Part of a data file:
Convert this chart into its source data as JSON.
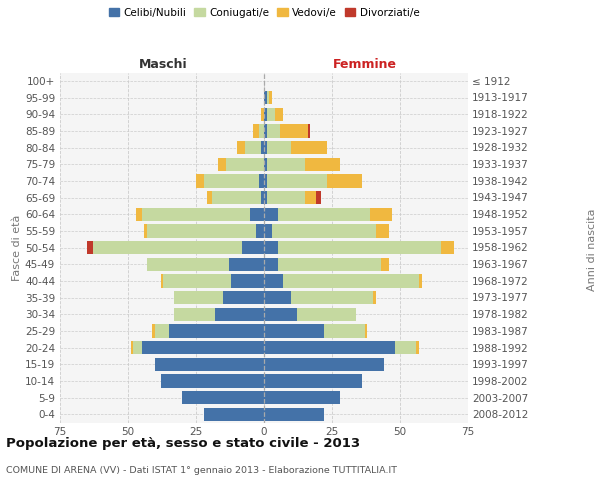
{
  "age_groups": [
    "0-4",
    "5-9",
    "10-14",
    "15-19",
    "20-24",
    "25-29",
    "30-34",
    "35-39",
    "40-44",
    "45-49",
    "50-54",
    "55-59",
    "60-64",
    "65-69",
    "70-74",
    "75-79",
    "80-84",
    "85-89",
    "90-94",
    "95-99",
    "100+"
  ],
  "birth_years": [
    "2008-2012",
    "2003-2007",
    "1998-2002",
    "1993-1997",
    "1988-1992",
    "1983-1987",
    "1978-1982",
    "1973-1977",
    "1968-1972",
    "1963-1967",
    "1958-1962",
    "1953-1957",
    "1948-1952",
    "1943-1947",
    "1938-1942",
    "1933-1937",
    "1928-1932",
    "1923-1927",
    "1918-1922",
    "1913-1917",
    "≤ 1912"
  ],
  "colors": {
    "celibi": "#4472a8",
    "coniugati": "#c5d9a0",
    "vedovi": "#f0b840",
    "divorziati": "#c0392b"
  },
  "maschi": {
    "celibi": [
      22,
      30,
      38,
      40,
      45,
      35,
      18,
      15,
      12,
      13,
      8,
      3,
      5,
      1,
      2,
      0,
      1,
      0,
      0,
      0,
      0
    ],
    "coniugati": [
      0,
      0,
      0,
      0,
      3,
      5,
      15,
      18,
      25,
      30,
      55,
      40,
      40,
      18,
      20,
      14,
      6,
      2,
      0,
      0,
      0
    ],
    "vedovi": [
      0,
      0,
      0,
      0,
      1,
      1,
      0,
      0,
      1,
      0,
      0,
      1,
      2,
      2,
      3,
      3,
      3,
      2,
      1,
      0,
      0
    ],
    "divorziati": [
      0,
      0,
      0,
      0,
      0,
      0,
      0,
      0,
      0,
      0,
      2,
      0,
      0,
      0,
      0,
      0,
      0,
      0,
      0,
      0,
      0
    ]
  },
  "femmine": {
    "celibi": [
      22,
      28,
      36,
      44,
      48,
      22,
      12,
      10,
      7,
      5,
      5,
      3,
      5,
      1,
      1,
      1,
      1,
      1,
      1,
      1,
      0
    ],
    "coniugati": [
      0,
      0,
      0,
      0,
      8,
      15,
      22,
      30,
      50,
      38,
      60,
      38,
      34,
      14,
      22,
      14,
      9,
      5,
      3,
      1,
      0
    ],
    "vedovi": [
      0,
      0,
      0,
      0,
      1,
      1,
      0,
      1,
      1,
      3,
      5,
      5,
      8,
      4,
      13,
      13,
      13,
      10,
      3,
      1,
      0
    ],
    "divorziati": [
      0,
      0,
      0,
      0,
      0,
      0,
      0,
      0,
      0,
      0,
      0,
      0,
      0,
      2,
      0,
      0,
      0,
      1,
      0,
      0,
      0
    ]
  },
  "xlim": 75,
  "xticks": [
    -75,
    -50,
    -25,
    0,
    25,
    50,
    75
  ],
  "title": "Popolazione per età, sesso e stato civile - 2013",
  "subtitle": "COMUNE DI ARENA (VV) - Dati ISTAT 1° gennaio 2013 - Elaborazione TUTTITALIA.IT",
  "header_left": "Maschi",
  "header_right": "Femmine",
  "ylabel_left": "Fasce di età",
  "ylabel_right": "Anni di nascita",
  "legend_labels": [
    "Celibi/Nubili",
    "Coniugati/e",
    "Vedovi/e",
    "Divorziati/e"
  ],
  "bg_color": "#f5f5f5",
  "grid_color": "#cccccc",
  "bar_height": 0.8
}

**Problem to work on**
Working from the lines above, reproduce the material exactly and exclude its pictures.

**Output below**
Convert this chart into its source data as JSON.
{
  "age_groups": [
    "0-4",
    "5-9",
    "10-14",
    "15-19",
    "20-24",
    "25-29",
    "30-34",
    "35-39",
    "40-44",
    "45-49",
    "50-54",
    "55-59",
    "60-64",
    "65-69",
    "70-74",
    "75-79",
    "80-84",
    "85-89",
    "90-94",
    "95-99",
    "100+"
  ],
  "birth_years": [
    "2008-2012",
    "2003-2007",
    "1998-2002",
    "1993-1997",
    "1988-1992",
    "1983-1987",
    "1978-1982",
    "1973-1977",
    "1968-1972",
    "1963-1967",
    "1958-1962",
    "1953-1957",
    "1948-1952",
    "1943-1947",
    "1938-1942",
    "1933-1937",
    "1928-1932",
    "1923-1927",
    "1918-1922",
    "1913-1917",
    "≤ 1912"
  ],
  "colors": {
    "celibi": "#4472a8",
    "coniugati": "#c5d9a0",
    "vedovi": "#f0b840",
    "divorziati": "#c0392b"
  },
  "maschi": {
    "celibi": [
      22,
      30,
      38,
      40,
      45,
      35,
      18,
      15,
      12,
      13,
      8,
      3,
      5,
      1,
      2,
      0,
      1,
      0,
      0,
      0,
      0
    ],
    "coniugati": [
      0,
      0,
      0,
      0,
      3,
      5,
      15,
      18,
      25,
      30,
      55,
      40,
      40,
      18,
      20,
      14,
      6,
      2,
      0,
      0,
      0
    ],
    "vedovi": [
      0,
      0,
      0,
      0,
      1,
      1,
      0,
      0,
      1,
      0,
      0,
      1,
      2,
      2,
      3,
      3,
      3,
      2,
      1,
      0,
      0
    ],
    "divorziati": [
      0,
      0,
      0,
      0,
      0,
      0,
      0,
      0,
      0,
      0,
      2,
      0,
      0,
      0,
      0,
      0,
      0,
      0,
      0,
      0,
      0
    ]
  },
  "femmine": {
    "celibi": [
      22,
      28,
      36,
      44,
      48,
      22,
      12,
      10,
      7,
      5,
      5,
      3,
      5,
      1,
      1,
      1,
      1,
      1,
      1,
      1,
      0
    ],
    "coniugati": [
      0,
      0,
      0,
      0,
      8,
      15,
      22,
      30,
      50,
      38,
      60,
      38,
      34,
      14,
      22,
      14,
      9,
      5,
      3,
      1,
      0
    ],
    "vedovi": [
      0,
      0,
      0,
      0,
      1,
      1,
      0,
      1,
      1,
      3,
      5,
      5,
      8,
      4,
      13,
      13,
      13,
      10,
      3,
      1,
      0
    ],
    "divorziati": [
      0,
      0,
      0,
      0,
      0,
      0,
      0,
      0,
      0,
      0,
      0,
      0,
      0,
      2,
      0,
      0,
      0,
      1,
      0,
      0,
      0
    ]
  },
  "xlim": 75,
  "xticks": [
    -75,
    -50,
    -25,
    0,
    25,
    50,
    75
  ],
  "title": "Popolazione per età, sesso e stato civile - 2013",
  "subtitle": "COMUNE DI ARENA (VV) - Dati ISTAT 1° gennaio 2013 - Elaborazione TUTTITALIA.IT",
  "header_left": "Maschi",
  "header_right": "Femmine",
  "ylabel_left": "Fasce di età",
  "ylabel_right": "Anni di nascita",
  "legend_labels": [
    "Celibi/Nubili",
    "Coniugati/e",
    "Vedovi/e",
    "Divorziati/e"
  ],
  "bg_color": "#f5f5f5",
  "grid_color": "#cccccc",
  "bar_height": 0.8
}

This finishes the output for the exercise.